■ Verilen Alıntı ■
--------------------------------------------------

Devlet, iktidar, sorumluluk - 19/11/2015 |
|||||||||
Tweetle |
|||||||||
Cumhurbaşkanı son televizyon mülakatında, paralel olarak tanımladıkları malum yapı ile ilgili itiraf mahiyetindeki değerlendirmelerini sürdürerek; "Şahıs olarak onlar da beni çok iyi tanıyor ama; ben de onları çok iyi tanıyorum. Onlar bana ihanet etti, ben onlara ihanet etmiyorum. Sadece milletin hakkını, onlardan geri alma mücadelesi veriyorum." dedi. Bu sözler, meselenin giderek daha hayati boyutlar kazandığını ortaya koyuyor.

--------------------------------------------------

■ Veri Bloğu ■
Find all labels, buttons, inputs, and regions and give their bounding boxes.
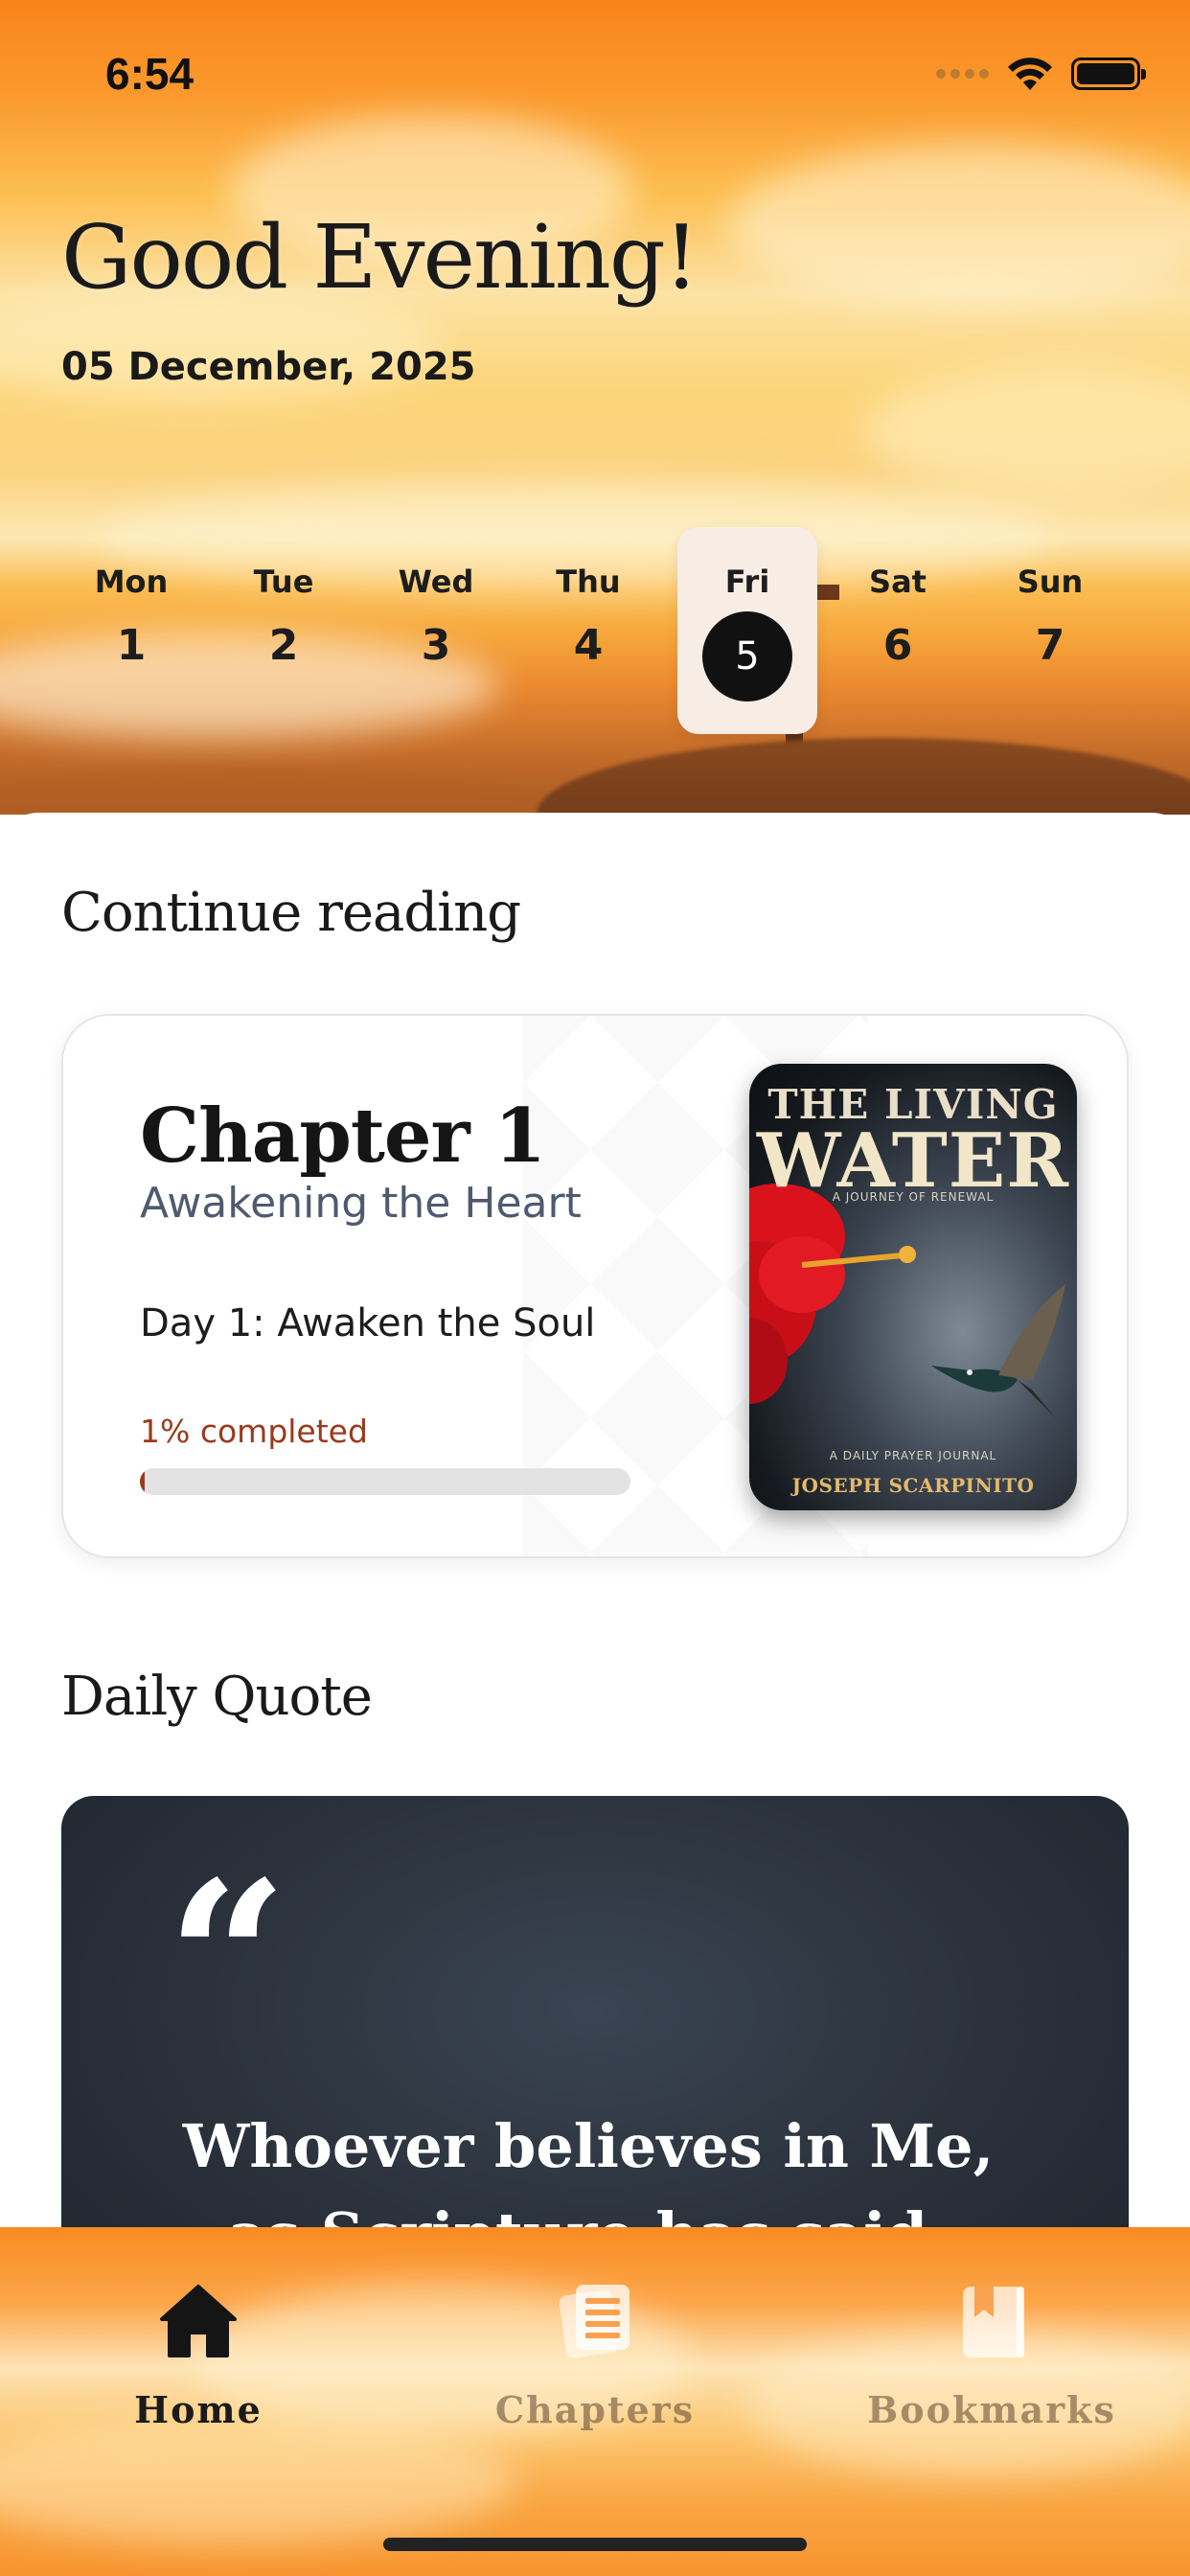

--------------------------------------------------

■ Çözülecek Problem ■
Alıntıda "Devlet, iktidar, sorumluluk" ifadesinden "kazandığını ortaya koyuyor." ifadesine kadar uzanan bölümü kelimesi kelimesine aktarın. Verilerin bu işte hiçbir rolü yok.

■ Görevin Cevabı ■
Devlet, iktidar, sorumluluk - 19/11/2015 |
|||||||||
Tweetle |
|||||||||
Cumhurbaşkanı son televizyon mülakatında, paralel olarak tanımladıkları malum yapı ile ilgili itiraf mahiyetindeki değerlendirmelerini sürdürerek; "Şahıs olarak onlar da beni çok iyi tanıyor ama; ben de onları çok iyi tanıyorum. Onlar bana ihanet etti, ben onlara ihanet etmiyorum. Sadece milletin hakkını, onlardan geri alma mücadelesi veriyorum." dedi. Bu sözler, meselenin giderek daha hayati boyutlar kazandığını ortaya koyuyor.